▶ _DIRECTIONS_
List all the lines in these records that hold "JSON".

Entries from a dataset

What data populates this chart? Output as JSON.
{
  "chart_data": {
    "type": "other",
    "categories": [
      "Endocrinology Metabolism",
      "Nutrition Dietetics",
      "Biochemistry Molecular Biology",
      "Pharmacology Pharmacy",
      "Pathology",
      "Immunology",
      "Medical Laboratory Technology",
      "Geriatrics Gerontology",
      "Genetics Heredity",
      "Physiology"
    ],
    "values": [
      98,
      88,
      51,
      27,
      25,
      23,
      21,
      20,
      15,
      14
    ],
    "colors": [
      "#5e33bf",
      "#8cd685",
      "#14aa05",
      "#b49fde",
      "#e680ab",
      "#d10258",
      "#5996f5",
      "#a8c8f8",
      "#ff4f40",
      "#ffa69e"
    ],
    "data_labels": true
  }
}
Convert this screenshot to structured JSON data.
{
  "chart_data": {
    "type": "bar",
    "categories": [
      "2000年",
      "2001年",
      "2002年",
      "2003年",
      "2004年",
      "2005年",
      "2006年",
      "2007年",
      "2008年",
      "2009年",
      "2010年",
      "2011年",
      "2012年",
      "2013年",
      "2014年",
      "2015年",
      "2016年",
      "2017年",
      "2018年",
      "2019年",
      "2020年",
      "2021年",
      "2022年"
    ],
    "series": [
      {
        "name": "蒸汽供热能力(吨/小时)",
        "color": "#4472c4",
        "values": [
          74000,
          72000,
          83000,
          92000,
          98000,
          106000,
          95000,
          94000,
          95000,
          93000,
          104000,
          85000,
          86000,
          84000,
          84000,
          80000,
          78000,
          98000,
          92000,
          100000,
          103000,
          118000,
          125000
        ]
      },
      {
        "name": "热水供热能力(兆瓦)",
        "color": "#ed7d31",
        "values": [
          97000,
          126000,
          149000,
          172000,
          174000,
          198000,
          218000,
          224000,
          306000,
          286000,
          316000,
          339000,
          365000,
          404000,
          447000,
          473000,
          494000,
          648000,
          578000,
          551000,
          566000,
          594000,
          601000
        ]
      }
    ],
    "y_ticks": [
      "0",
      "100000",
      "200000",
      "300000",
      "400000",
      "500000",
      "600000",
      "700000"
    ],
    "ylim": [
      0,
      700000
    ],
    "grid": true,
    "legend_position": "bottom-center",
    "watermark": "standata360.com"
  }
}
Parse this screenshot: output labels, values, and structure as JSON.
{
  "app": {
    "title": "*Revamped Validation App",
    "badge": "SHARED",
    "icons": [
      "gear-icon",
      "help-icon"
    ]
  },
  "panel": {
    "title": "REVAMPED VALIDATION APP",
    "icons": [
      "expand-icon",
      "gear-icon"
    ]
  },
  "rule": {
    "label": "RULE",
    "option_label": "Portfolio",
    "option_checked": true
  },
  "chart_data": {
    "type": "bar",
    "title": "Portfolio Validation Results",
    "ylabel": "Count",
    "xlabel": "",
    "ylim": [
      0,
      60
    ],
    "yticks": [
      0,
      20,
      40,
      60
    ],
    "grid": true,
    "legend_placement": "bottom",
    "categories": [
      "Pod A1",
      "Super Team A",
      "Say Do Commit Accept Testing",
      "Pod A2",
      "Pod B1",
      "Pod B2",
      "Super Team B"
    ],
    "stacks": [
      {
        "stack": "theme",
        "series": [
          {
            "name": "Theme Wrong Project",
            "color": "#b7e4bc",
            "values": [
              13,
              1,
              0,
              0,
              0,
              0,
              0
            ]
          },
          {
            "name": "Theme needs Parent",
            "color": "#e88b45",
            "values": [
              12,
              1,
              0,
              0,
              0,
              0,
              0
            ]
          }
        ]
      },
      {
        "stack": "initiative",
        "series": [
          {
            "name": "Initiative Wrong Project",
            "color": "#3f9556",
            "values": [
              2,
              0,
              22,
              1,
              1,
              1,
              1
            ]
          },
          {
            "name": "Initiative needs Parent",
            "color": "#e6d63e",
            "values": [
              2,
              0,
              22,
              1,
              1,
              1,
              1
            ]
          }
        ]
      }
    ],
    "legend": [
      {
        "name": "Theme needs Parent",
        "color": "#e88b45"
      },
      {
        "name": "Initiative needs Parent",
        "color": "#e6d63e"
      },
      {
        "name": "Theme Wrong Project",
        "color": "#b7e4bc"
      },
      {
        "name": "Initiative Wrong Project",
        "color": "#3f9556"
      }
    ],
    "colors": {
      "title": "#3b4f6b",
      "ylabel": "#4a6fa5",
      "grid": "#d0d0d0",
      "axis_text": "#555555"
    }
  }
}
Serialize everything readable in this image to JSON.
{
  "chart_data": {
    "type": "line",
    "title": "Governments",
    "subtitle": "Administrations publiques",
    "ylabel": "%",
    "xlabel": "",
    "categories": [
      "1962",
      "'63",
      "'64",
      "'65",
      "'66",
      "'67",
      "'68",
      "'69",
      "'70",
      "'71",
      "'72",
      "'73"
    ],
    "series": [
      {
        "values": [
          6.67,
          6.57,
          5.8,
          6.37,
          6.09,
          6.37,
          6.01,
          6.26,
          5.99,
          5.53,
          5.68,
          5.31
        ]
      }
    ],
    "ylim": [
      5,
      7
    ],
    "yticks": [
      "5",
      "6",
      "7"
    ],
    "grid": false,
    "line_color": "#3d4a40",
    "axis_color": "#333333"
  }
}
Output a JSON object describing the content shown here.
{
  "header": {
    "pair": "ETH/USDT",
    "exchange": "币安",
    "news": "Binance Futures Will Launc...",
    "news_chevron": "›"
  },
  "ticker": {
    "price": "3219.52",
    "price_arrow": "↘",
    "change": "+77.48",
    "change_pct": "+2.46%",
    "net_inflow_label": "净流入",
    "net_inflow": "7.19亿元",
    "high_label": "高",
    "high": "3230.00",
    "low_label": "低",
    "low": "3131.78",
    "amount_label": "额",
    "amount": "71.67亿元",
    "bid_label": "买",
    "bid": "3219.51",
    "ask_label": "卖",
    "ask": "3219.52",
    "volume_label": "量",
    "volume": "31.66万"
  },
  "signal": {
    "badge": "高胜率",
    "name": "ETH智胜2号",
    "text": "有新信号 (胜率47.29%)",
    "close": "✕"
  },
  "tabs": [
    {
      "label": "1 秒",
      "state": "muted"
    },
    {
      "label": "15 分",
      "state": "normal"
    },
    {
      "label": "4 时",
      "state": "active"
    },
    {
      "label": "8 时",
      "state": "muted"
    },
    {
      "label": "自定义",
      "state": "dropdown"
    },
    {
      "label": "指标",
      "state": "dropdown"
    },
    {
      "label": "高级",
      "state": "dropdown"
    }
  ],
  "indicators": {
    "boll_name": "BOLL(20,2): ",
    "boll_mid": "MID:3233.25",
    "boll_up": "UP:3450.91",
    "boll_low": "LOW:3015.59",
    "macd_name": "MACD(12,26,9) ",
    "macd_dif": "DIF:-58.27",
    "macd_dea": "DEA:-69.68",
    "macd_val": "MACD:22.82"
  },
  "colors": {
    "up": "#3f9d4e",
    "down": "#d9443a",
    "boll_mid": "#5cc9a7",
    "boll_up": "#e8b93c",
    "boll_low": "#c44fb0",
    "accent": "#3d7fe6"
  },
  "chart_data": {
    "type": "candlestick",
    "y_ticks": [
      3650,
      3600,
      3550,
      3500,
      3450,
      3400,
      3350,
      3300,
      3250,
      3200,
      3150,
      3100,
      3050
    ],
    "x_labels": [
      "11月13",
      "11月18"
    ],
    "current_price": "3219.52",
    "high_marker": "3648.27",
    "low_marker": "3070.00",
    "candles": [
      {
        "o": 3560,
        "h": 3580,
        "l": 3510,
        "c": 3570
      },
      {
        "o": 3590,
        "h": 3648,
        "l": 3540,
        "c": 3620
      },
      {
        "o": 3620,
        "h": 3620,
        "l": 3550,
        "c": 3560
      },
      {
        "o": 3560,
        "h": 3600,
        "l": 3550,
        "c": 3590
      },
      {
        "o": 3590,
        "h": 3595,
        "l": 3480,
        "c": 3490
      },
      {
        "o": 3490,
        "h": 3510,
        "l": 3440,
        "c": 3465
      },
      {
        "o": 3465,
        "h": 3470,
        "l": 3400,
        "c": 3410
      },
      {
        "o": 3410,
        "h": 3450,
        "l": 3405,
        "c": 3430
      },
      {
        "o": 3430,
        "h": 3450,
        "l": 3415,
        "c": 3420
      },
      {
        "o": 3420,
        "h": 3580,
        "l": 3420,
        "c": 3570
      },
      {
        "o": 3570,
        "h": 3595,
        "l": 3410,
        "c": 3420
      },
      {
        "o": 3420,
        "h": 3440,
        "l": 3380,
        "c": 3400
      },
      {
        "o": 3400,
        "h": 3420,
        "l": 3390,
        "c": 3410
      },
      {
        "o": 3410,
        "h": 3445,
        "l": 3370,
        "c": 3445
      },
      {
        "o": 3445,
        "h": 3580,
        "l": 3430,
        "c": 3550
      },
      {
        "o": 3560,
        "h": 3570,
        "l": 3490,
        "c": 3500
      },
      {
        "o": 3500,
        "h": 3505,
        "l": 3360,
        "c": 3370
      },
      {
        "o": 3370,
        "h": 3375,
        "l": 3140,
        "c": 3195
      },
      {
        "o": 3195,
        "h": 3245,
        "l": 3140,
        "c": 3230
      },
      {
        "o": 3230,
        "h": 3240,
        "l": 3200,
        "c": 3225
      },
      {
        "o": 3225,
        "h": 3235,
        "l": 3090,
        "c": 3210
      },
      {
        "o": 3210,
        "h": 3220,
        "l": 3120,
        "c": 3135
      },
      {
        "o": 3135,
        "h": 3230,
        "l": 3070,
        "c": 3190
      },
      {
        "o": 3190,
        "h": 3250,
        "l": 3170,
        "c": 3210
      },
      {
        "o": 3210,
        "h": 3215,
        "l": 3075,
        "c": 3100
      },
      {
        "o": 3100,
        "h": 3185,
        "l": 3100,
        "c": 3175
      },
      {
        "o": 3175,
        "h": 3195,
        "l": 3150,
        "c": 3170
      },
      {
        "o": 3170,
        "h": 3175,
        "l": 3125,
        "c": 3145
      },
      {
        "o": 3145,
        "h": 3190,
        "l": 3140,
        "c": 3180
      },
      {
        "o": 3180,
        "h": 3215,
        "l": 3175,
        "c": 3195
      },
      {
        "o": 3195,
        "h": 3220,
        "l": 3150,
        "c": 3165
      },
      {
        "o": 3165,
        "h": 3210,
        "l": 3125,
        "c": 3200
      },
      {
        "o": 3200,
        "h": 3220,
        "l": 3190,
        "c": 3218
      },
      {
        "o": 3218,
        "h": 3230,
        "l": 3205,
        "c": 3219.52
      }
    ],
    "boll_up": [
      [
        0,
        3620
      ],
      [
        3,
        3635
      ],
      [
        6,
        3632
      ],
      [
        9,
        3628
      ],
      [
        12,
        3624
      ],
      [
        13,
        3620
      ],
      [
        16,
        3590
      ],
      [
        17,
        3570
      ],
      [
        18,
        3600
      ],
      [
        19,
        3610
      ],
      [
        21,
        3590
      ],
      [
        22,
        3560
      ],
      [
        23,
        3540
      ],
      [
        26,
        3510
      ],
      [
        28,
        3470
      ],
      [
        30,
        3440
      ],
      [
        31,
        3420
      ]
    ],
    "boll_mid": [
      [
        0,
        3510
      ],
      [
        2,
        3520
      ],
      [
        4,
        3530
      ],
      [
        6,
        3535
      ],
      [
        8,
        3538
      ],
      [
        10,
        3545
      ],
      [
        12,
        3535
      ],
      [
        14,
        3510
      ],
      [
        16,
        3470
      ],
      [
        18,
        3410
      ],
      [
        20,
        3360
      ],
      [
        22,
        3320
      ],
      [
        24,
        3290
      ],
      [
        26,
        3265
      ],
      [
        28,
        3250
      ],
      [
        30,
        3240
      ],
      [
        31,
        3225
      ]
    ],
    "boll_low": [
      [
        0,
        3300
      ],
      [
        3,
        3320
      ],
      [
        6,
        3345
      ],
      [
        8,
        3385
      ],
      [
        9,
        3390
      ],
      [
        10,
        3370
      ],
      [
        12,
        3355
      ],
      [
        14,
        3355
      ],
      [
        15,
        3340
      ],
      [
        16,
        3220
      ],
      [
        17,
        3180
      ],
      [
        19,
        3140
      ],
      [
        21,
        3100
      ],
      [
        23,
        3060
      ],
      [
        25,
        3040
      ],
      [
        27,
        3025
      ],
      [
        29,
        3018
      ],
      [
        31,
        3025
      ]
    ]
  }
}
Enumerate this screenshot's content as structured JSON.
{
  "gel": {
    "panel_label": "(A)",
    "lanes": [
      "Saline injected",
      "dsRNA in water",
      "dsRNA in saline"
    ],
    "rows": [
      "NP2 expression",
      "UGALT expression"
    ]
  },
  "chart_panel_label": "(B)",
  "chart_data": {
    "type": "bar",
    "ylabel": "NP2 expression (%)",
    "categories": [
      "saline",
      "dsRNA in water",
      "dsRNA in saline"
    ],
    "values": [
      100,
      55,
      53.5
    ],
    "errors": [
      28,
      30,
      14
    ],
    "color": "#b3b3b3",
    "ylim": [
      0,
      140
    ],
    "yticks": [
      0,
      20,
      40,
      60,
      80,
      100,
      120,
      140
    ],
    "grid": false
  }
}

▶ _TASK OUTPUT_
What data populates this chart? Output as JSON.
Convert this screenshot to structured JSON data.
Parse this screenshot: output labels, values, and structure as JSON.
Serialize everything readable in this image to JSON.
Output a JSON object describing the content shown here.
Enumerate this screenshot's content as structured JSON.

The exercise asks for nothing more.